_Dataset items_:
··········

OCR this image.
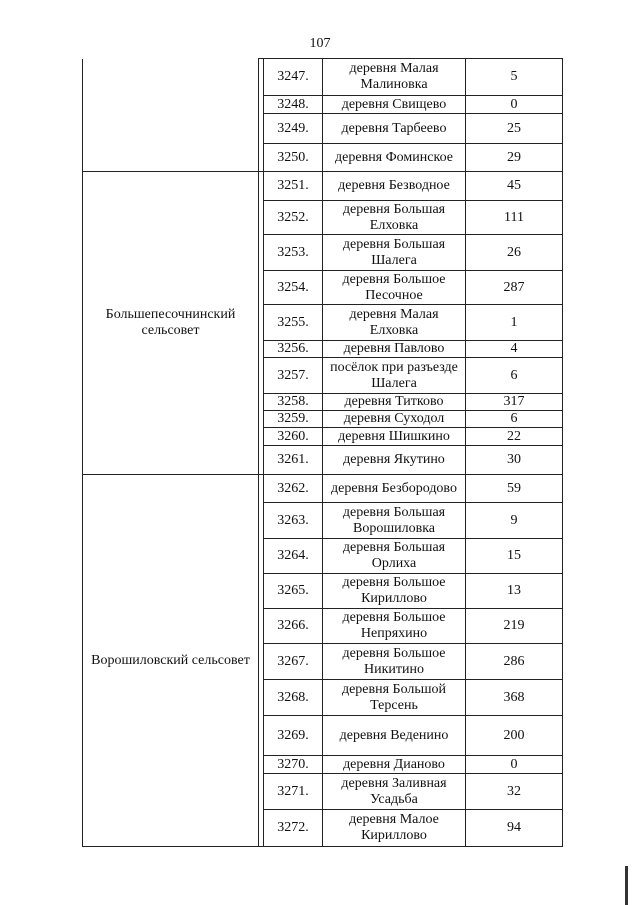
107
		3247.	деревня Малая Малиновка	5
		3248.	деревня Свищево	0
		3249.	деревня Тарбеево	25
		3250.	деревня Фоминское	29
Большепесочнинский сельсовет		3251.	деревня Безводное	45
		3252.	деревня Большая Елховка	111
		3253.	деревня Большая Шалега	26
		3254.	деревня Большое Песочное	287
		3255.	деревня Малая Елховка	1
		3256.	деревня Павлово	4
		3257.	посёлок при разъезде Шалега	6
		3258.	деревня Титково	317
		3259.	деревня Суходол	6
		3260.	деревня Шишкино	22
		3261.	деревня Якутино	30
Ворошиловский сельсовет		3262.	деревня Безбородово	59
		3263.	деревня Большая Ворошиловка	9
		3264.	деревня Большая Орлиха	15
		3265.	деревня Большое Кириллово	13
		3266.	деревня Большое Непряхино	219
		3267.	деревня Большое Никитино	286
		3268.	деревня Большой Терсень	368
		3269.	деревня Веденино	200
		3270.	деревня Дианово	0
		3271.	деревня Заливная Усадьба	32
		3272.	деревня Малое Кириллово	94
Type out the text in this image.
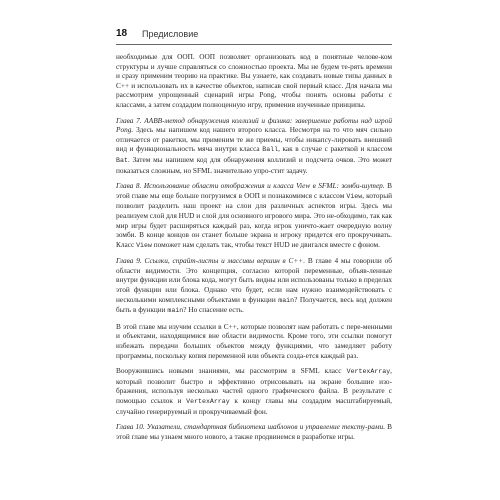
18 Предисловие

необходимые для ООП. ООП позволяет организовать код в понятные челове-ком структуры и лучше справляться со сложностью проекта. Мы не будем те-рять времени и сразу применим теорию на практике. Вы узнаете, как создавать новые типы данных в C++ и использовать их в качестве объектов, написав свой первый класс. Для начала мы рассмотрим упрощенный сценарий игры Pong, чтобы понять основы работы с классами, а затем создадим полноценную игру, применив изученные принципы.

Глава 7. AABB-метод обнаружения коллизий и физика: завершение работы над игрой Pong. Здесь мы напишем код нашего второго класса. Несмотря на то что мяч сильно отличается от ракетки, мы применим те же приемы, чтобы инкапсу-лировать внешний вид и функциональность мяча внутри класса Ball, как в случае с ракеткой и классом Bat. Затем мы напишем код для обнаружения коллизий и подсчета очков. Это может показаться сложным, но SFML значительно упро-стит задачу.

Глава 8. Использование области отображения и класса View в SFML: зомби-шутер. В этой главе мы еще больше погрузимся в ООП и познакомимся с классом View, который позволит разделить наш проект на слои для различных аспектов игры. Здесь мы реализуем слой для HUD и слой для основного игрового мира. Это не-обходимо, так как мир игры будет расширяться каждый раз, когда игрок уничто-жает очередную волну зомби. В конце концов он станет больше экрана и игроку придется его прокручивать. Класс View поможет нам сделать так, чтобы текст HUD не двигался вместе с фоном.

Глава 9. Ссылки, спрайт-листы и массивы вершин в C++. В главе 4 мы говорили об области видимости. Это концепция, согласно которой переменные, объяв-ленные внутри функции или блока кода, могут быть видны или использованы только в пределах этой функции или блока. Однако что будет, если нам нужно взаимодействовать с несколькими комплексными объектами в функции main? Получается, весь код должен быть в функции main? Но спасение есть.

В этой главе мы изучим ссылки в C++, которые позволят нам работать с пере-менными и объектами, находящимися вне области видимости. Кроме того, эти ссылки помогут избежать передачи больших объектов между функциями, что замедляет работу программы, поскольку копия переменной или объекта созда-ется каждый раз.

Вооружившись новыми знаниями, мы рассмотрим в SFML класс VertexArray, который позволит быстро и эффективно отрисовывать на экране большие изо-бражения, используя несколько частей одного графического файла. В результате с помощью ссылок и VertexArray к концу главы мы создадим масштабируемый, случайно генерируемый и прокручиваемый фон.

Глава 10. Указатели, стандартная библиотека шаблонов и управление тексту-рами. В этой главе мы узнаем много нового, а также продвинемся в разработке игры.
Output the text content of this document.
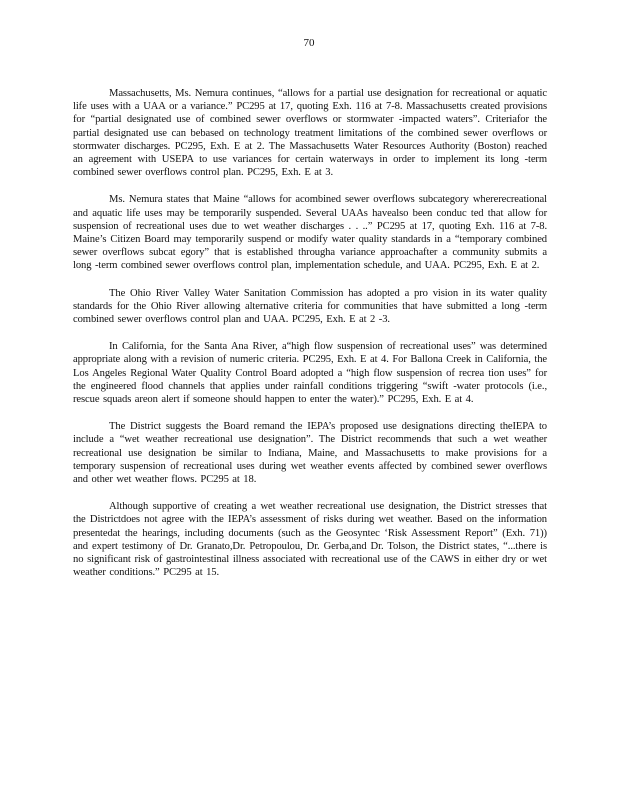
70

Massachusetts, Ms. Nemura continues, “allows for a partial use designation for recreational or aquatic life uses with a UAA or a variance.” PC295 at 17, quoting Exh. 116 at 7-8. Massachusetts created provisions for “partial designated use of combined sewer overflows or stormwater -impacted waters”. Criteriafor the partial designated use can bebased on technology treatment limitations of the combined sewer overflows or stormwater discharges. PC295, Exh. E at 2. The Massachusetts Water Resources Authority (Boston) reached an agreement with USEPA to use variances for certain waterways in order to implement its long -term combined sewer overflows control plan. PC295, Exh. E at 3.

Ms. Nemura states that Maine “allows for acombined sewer overflows subcategory whererecreational and aquatic life uses may be temporarily suspended. Several UAAs havealso been conduc ted that allow for suspension of recreational uses due to wet weather discharges . . ..” PC295 at 17, quoting Exh. 116 at 7-8. Maine’s Citizen Board may temporarily suspend or modify water quality standards in a “temporary combined sewer overflows subcat egory” that is established througha variance approachafter a community submits a long -term combined sewer overflows control plan, implementation schedule, and UAA. PC295, Exh. E at 2.

The Ohio River Valley Water Sanitation Commission has adopted a pro vision in its water quality standards for the Ohio River allowing alternative criteria for communities that have submitted a long -term combined sewer overflows control plan and UAA. PC295, Exh. E at 2 -3.

In California, for the Santa Ana River, a“high flow suspension of recreational uses” was determined appropriate along with a revision of numeric criteria. PC295, Exh. E at 4. For Ballona Creek in California, the Los Angeles Regional Water Quality Control Board adopted a “high flow suspension of recrea tion uses” for the engineered flood channels that applies under rainfall conditions triggering “swift -water protocols (i.e., rescue squads areon alert if someone should happen to enter the water).” PC295, Exh. E at 4.

The District suggests the Board remand the IEPA’s proposed use designations directing theIEPA to include a “wet weather recreational use designation”. The District recommends that such a wet weather recreational use designation be similar to Indiana, Maine, and Massachusetts to make provisions for a temporary suspension of recreational uses during wet weather events affected by combined sewer overflows and other wet weather flows. PC295 at 18.

Although supportive of creating a wet weather recreational use designation, the District stresses that the Districtdoes not agree with the IEPA’s assessment of risks during wet weather. Based on the information presentedat the hearings, including documents (such as the Geosyntec ‘Risk Assessment Report” (Exh. 71)) and expert testimony of Dr. Granato,Dr. Petropoulou, Dr. Gerba,and Dr. Tolson, the District states, “...there is no significant risk of gastrointestinal illness associated with recreational use of the CAWS in either dry or wet weather conditions.” PC295 at 15.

··········

Repeat the listing above exactly, with no pictures.

_THE RESULT_:
OCR this image.
107
		3247.	деревня Малая Малиновка	5
		3248.	деревня Свищево	0
		3249.	деревня Тарбеево	25
		3250.	деревня Фоминское	29
Большепесочнинский сельсовет		3251.	деревня Безводное	45
		3252.	деревня Большая Елховка	111
		3253.	деревня Большая Шалега	26
		3254.	деревня Большое Песочное	287
		3255.	деревня Малая Елховка	1
		3256.	деревня Павлово	4
		3257.	посёлок при разъезде Шалега	6
		3258.	деревня Титково	317
		3259.	деревня Суходол	6
		3260.	деревня Шишкино	22
		3261.	деревня Якутино	30
Ворошиловский сельсовет		3262.	деревня Безбородово	59
		3263.	деревня Большая Ворошиловка	9
		3264.	деревня Большая Орлиха	15
		3265.	деревня Большое Кириллово	13
		3266.	деревня Большое Непряхино	219
		3267.	деревня Большое Никитино	286
		3268.	деревня Большой Терсень	368
		3269.	деревня Веденино	200
		3270.	деревня Дианово	0
		3271.	деревня Заливная Усадьба	32
		3272.	деревня Малое Кириллово	94
Type out the text in this image.
18 Предисловие

необходимые для ООП. ООП позволяет организовать код в понятные челове-ком структуры и лучше справляться со сложностью проекта. Мы не будем те-рять времени и сразу применим теорию на практике. Вы узнаете, как создавать новые типы данных в C++ и использовать их в качестве объектов, написав свой первый класс. Для начала мы рассмотрим упрощенный сценарий игры Pong, чтобы понять основы работы с классами, а затем создадим полноценную игру, применив изученные принципы.

Глава 7. AABB-метод обнаружения коллизий и физика: завершение работы над игрой Pong. Здесь мы напишем код нашего второго класса. Несмотря на то что мяч сильно отличается от ракетки, мы применим те же приемы, чтобы инкапсу-лировать внешний вид и функциональность мяча внутри класса Ball, как в случае с ракеткой и классом Bat. Затем мы напишем код для обнаружения коллизий и подсчета очков. Это может показаться сложным, но SFML значительно упро-стит задачу.

Глава 8. Использование области отображения и класса View в SFML: зомби-шутер. В этой главе мы еще больше погрузимся в ООП и познакомимся с классом View, который позволит разделить наш проект на слои для различных аспектов игры. Здесь мы реализуем слой для HUD и слой для основного игрового мира. Это не-обходимо, так как мир игры будет расширяться каждый раз, когда игрок уничто-жает очередную волну зомби. В конце концов он станет больше экрана и игроку придется его прокручивать. Класс View поможет нам сделать так, чтобы текст HUD не двигался вместе с фоном.

Глава 9. Ссылки, спрайт-листы и массивы вершин в C++. В главе 4 мы говорили об области видимости. Это концепция, согласно которой переменные, объяв-ленные внутри функции или блока кода, могут быть видны или использованы только в пределах этой функции или блока. Однако что будет, если нам нужно взаимодействовать с несколькими комплексными объектами в функции main? Получается, весь код должен быть в функции main? Но спасение есть.

В этой главе мы изучим ссылки в C++, которые позволят нам работать с пере-менными и объектами, находящимися вне области видимости. Кроме того, эти ссылки помогут избежать передачи больших объектов между функциями, что замедляет работу программы, поскольку копия переменной или объекта созда-ется каждый раз.

Вооружившись новыми знаниями, мы рассмотрим в SFML класс VertexArray, который позволит быстро и эффективно отрисовывать на экране большие изо-бражения, используя несколько частей одного графического файла. В результате с помощью ссылок и VertexArray к концу главы мы создадим масштабируемый, случайно генерируемый и прокручиваемый фон.

Глава 10. Указатели, стандартная библиотека шаблонов и управление тексту-рами. В этой главе мы узнаем много нового, а также продвинемся в разработке игры.
Output the text content of this document.
70

Massachusetts, Ms. Nemura continues, “allows for a partial use designation for recreational or aquatic life uses with a UAA or a variance.” PC295 at 17, quoting Exh. 116 at 7-8. Massachusetts created provisions for “partial designated use of combined sewer overflows or stormwater -impacted waters”. Criteriafor the partial designated use can bebased on technology treatment limitations of the combined sewer overflows or stormwater discharges. PC295, Exh. E at 2. The Massachusetts Water Resources Authority (Boston) reached an agreement with USEPA to use variances for certain waterways in order to implement its long -term combined sewer overflows control plan. PC295, Exh. E at 3.

Ms. Nemura states that Maine “allows for acombined sewer overflows subcategory whererecreational and aquatic life uses may be temporarily suspended. Several UAAs havealso been conduc ted that allow for suspension of recreational uses due to wet weather discharges . . ..” PC295 at 17, quoting Exh. 116 at 7-8. Maine’s Citizen Board may temporarily suspend or modify water quality standards in a “temporary combined sewer overflows subcat egory” that is established througha variance approachafter a community submits a long -term combined sewer overflows control plan, implementation schedule, and UAA. PC295, Exh. E at 2.

The Ohio River Valley Water Sanitation Commission has adopted a pro vision in its water quality standards for the Ohio River allowing alternative criteria for communities that have submitted a long -term combined sewer overflows control plan and UAA. PC295, Exh. E at 2 -3.

In California, for the Santa Ana River, a“high flow suspension of recreational uses” was determined appropriate along with a revision of numeric criteria. PC295, Exh. E at 4. For Ballona Creek in California, the Los Angeles Regional Water Quality Control Board adopted a “high flow suspension of recrea tion uses” for the engineered flood channels that applies under rainfall conditions triggering “swift -water protocols (i.e., rescue squads areon alert if someone should happen to enter the water).” PC295, Exh. E at 4.

The District suggests the Board remand the IEPA’s proposed use designations directing theIEPA to include a “wet weather recreational use designation”. The District recommends that such a wet weather recreational use designation be similar to Indiana, Maine, and Massachusetts to make provisions for a temporary suspension of recreational uses during wet weather events affected by combined sewer overflows and other wet weather flows. PC295 at 18.

Although supportive of creating a wet weather recreational use designation, the District stresses that the Districtdoes not agree with the IEPA’s assessment of risks during wet weather. Based on the information presentedat the hearings, including documents (such as the Geosyntec ‘Risk Assessment Report” (Exh. 71)) and expert testimony of Dr. Granato,Dr. Petropoulou, Dr. Gerba,and Dr. Tolson, the District states, “...there is no significant risk of gastrointestinal illness associated with recreational use of the CAWS in either dry or wet weather conditions.” PC295 at 15.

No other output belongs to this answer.